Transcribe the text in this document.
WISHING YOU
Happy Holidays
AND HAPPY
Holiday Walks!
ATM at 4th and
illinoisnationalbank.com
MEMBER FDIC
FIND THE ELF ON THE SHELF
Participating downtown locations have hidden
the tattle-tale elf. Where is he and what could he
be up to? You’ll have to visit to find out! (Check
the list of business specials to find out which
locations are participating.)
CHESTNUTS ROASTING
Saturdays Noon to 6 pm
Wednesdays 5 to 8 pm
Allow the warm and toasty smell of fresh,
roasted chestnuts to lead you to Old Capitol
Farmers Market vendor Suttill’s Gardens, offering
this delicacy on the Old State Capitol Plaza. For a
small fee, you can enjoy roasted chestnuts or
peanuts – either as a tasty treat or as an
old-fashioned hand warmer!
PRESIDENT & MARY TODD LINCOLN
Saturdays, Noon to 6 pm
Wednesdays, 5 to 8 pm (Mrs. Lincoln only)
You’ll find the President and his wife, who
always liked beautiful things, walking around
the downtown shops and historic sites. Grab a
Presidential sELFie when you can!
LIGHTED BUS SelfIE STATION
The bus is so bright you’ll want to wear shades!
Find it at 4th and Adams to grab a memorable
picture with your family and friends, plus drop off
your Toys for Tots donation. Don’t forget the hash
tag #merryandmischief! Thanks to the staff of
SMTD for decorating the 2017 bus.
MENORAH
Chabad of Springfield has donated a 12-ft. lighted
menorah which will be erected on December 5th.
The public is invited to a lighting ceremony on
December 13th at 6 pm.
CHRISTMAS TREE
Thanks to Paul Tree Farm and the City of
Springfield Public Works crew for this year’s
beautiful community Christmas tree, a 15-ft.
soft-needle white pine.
::::::::::
### WRITTEN EXERCISE
Exactly as they are written, print the entries again.

### RESPONSE TO THE TASK
Transcribe the text in this document.
WISHING YOU
Happy Holidays
AND HAPPY
Holiday Walks!
ATM at 4th and
illinoisnationalbank.com
MEMBER FDIC
FIND THE ELF ON THE SHELF
Participating downtown locations have hidden
the tattle-tale elf. Where is he and what could he
be up to? You’ll have to visit to find out! (Check
the list of business specials to find out which
locations are participating.)
CHESTNUTS ROASTING
Saturdays Noon to 6 pm
Wednesdays 5 to 8 pm
Allow the warm and toasty smell of fresh,
roasted chestnuts to lead you to Old Capitol
Farmers Market vendor Suttill’s Gardens, offering
this delicacy on the Old State Capitol Plaza. For a
small fee, you can enjoy roasted chestnuts or
peanuts – either as a tasty treat or as an
old-fashioned hand warmer!
PRESIDENT & MARY TODD LINCOLN
Saturdays, Noon to 6 pm
Wednesdays, 5 to 8 pm (Mrs. Lincoln only)
You’ll find the President and his wife, who
always liked beautiful things, walking around
the downtown shops and historic sites. Grab a
Presidential sELFie when you can!
LIGHTED BUS SelfIE STATION
The bus is so bright you’ll want to wear shades!
Find it at 4th and Adams to grab a memorable
picture with your family and friends, plus drop off
your Toys for Tots donation. Don’t forget the hash
tag #merryandmischief! Thanks to the staff of
SMTD for decorating the 2017 bus.
MENORAH
Chabad of Springfield has donated a 12-ft. lighted
menorah which will be erected on December 5th.
The public is invited to a lighting ceremony on
December 13th at 6 pm.
CHRISTMAS TREE
Thanks to Paul Tree Farm and the City of
Springfield Public Works crew for this year’s
beautiful community Christmas tree, a 15-ft.
soft-needle white pine.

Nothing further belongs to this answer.